====== TASK MATERIAL ======

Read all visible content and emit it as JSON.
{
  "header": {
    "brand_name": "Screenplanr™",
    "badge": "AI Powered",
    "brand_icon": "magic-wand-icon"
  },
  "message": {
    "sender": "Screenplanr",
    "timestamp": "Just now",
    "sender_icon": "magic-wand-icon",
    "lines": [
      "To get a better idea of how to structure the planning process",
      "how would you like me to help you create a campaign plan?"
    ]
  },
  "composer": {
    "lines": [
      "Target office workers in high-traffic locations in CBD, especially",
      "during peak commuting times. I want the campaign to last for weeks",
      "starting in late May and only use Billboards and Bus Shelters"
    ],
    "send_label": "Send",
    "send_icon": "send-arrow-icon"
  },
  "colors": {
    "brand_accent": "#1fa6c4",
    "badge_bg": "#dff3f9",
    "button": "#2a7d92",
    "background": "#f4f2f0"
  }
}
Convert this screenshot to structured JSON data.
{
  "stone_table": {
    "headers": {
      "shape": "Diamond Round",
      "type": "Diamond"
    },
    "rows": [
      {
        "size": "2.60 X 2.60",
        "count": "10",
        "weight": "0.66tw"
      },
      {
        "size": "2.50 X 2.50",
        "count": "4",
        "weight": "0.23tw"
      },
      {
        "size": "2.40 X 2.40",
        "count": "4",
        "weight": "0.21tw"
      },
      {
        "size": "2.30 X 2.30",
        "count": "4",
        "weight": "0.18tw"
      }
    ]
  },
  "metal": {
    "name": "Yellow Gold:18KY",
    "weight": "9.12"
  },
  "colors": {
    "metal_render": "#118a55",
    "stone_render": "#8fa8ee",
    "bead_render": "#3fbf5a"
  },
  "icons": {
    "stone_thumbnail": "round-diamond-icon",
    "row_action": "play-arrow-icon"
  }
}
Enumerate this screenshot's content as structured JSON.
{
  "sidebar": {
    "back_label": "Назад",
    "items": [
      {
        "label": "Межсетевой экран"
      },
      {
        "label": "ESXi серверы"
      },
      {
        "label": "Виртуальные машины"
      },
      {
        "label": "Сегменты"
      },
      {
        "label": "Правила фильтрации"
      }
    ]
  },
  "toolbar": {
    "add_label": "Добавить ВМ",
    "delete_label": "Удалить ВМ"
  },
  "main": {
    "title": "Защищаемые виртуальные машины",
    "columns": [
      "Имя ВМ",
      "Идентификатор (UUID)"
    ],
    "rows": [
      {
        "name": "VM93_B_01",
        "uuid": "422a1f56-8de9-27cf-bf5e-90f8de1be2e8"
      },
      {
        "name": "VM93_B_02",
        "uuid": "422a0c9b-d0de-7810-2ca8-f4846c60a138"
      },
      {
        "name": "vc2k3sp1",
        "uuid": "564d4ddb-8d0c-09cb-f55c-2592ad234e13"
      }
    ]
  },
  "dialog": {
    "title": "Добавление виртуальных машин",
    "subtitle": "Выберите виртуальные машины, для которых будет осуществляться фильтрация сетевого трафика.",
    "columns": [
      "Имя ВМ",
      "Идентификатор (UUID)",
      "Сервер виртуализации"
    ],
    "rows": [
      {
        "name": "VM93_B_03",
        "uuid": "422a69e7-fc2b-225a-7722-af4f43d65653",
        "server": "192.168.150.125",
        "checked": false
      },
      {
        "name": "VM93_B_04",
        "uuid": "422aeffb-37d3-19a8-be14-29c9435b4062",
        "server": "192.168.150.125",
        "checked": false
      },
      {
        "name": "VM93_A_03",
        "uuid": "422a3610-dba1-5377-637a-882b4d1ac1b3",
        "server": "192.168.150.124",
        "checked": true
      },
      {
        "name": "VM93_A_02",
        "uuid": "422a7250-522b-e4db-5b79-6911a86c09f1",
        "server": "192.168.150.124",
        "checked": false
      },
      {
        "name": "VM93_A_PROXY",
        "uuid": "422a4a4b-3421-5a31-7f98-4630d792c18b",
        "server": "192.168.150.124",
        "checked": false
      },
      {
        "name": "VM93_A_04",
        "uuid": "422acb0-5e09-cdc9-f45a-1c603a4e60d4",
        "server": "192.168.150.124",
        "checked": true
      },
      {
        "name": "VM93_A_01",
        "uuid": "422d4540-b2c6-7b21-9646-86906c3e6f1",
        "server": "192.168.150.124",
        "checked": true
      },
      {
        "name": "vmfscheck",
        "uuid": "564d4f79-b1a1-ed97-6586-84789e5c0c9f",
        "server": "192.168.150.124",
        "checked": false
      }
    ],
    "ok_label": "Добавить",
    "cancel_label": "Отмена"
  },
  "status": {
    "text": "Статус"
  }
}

======

> **GOAL OF THE EXERCISE**: The records above must be output exactly, in full.

> **FINISHED EXERCISE**:
Read all visible content and emit it as JSON.
{
  "header": {
    "brand_name": "Screenplanr™",
    "badge": "AI Powered",
    "brand_icon": "magic-wand-icon"
  },
  "message": {
    "sender": "Screenplanr",
    "timestamp": "Just now",
    "sender_icon": "magic-wand-icon",
    "lines": [
      "To get a better idea of how to structure the planning process",
      "how would you like me to help you create a campaign plan?"
    ]
  },
  "composer": {
    "lines": [
      "Target office workers in high-traffic locations in CBD, especially",
      "during peak commuting times. I want the campaign to last for weeks",
      "starting in late May and only use Billboards and Bus Shelters"
    ],
    "send_label": "Send",
    "send_icon": "send-arrow-icon"
  },
  "colors": {
    "brand_accent": "#1fa6c4",
    "badge_bg": "#dff3f9",
    "button": "#2a7d92",
    "background": "#f4f2f0"
  }
}
Convert this screenshot to structured JSON data.
{
  "stone_table": {
    "headers": {
      "shape": "Diamond Round",
      "type": "Diamond"
    },
    "rows": [
      {
        "size": "2.60 X 2.60",
        "count": "10",
        "weight": "0.66tw"
      },
      {
        "size": "2.50 X 2.50",
        "count": "4",
        "weight": "0.23tw"
      },
      {
        "size": "2.40 X 2.40",
        "count": "4",
        "weight": "0.21tw"
      },
      {
        "size": "2.30 X 2.30",
        "count": "4",
        "weight": "0.18tw"
      }
    ]
  },
  "metal": {
    "name": "Yellow Gold:18KY",
    "weight": "9.12"
  },
  "colors": {
    "metal_render": "#118a55",
    "stone_render": "#8fa8ee",
    "bead_render": "#3fbf5a"
  },
  "icons": {
    "stone_thumbnail": "round-diamond-icon",
    "row_action": "play-arrow-icon"
  }
}
Enumerate this screenshot's content as structured JSON.
{
  "sidebar": {
    "back_label": "Назад",
    "items": [
      {
        "label": "Межсетевой экран"
      },
      {
        "label": "ESXi серверы"
      },
      {
        "label": "Виртуальные машины"
      },
      {
        "label": "Сегменты"
      },
      {
        "label": "Правила фильтрации"
      }
    ]
  },
  "toolbar": {
    "add_label": "Добавить ВМ",
    "delete_label": "Удалить ВМ"
  },
  "main": {
    "title": "Защищаемые виртуальные машины",
    "columns": [
      "Имя ВМ",
      "Идентификатор (UUID)"
    ],
    "rows": [
      {
        "name": "VM93_B_01",
        "uuid": "422a1f56-8de9-27cf-bf5e-90f8de1be2e8"
      },
      {
        "name": "VM93_B_02",
        "uuid": "422a0c9b-d0de-7810-2ca8-f4846c60a138"
      },
      {
        "name": "vc2k3sp1",
        "uuid": "564d4ddb-8d0c-09cb-f55c-2592ad234e13"
      }
    ]
  },
  "dialog": {
    "title": "Добавление виртуальных машин",
    "subtitle": "Выберите виртуальные машины, для которых будет осуществляться фильтрация сетевого трафика.",
    "columns": [
      "Имя ВМ",
      "Идентификатор (UUID)",
      "Сервер виртуализации"
    ],
    "rows": [
      {
        "name": "VM93_B_03",
        "uuid": "422a69e7-fc2b-225a-7722-af4f43d65653",
        "server": "192.168.150.125",
        "checked": false
      },
      {
        "name": "VM93_B_04",
        "uuid": "422aeffb-37d3-19a8-be14-29c9435b4062",
        "server": "192.168.150.125",
        "checked": false
      },
      {
        "name": "VM93_A_03",
        "uuid": "422a3610-dba1-5377-637a-882b4d1ac1b3",
        "server": "192.168.150.124",
        "checked": true
      },
      {
        "name": "VM93_A_02",
        "uuid": "422a7250-522b-e4db-5b79-6911a86c09f1",
        "server": "192.168.150.124",
        "checked": false
      },
      {
        "name": "VM93_A_PROXY",
        "uuid": "422a4a4b-3421-5a31-7f98-4630d792c18b",
        "server": "192.168.150.124",
        "checked": false
      },
      {
        "name": "VM93_A_04",
        "uuid": "422acb0-5e09-cdc9-f45a-1c603a4e60d4",
        "server": "192.168.150.124",
        "checked": true
      },
      {
        "name": "VM93_A_01",
        "uuid": "422d4540-b2c6-7b21-9646-86906c3e6f1",
        "server": "192.168.150.124",
        "checked": true
      },
      {
        "name": "vmfscheck",
        "uuid": "564d4f79-b1a1-ed97-6586-84789e5c0c9f",
        "server": "192.168.150.124",
        "checked": false
      }
    ],
    "ok_label": "Добавить",
    "cancel_label": "Отмена"
  },
  "status": {
    "text": "Статус"
  }
}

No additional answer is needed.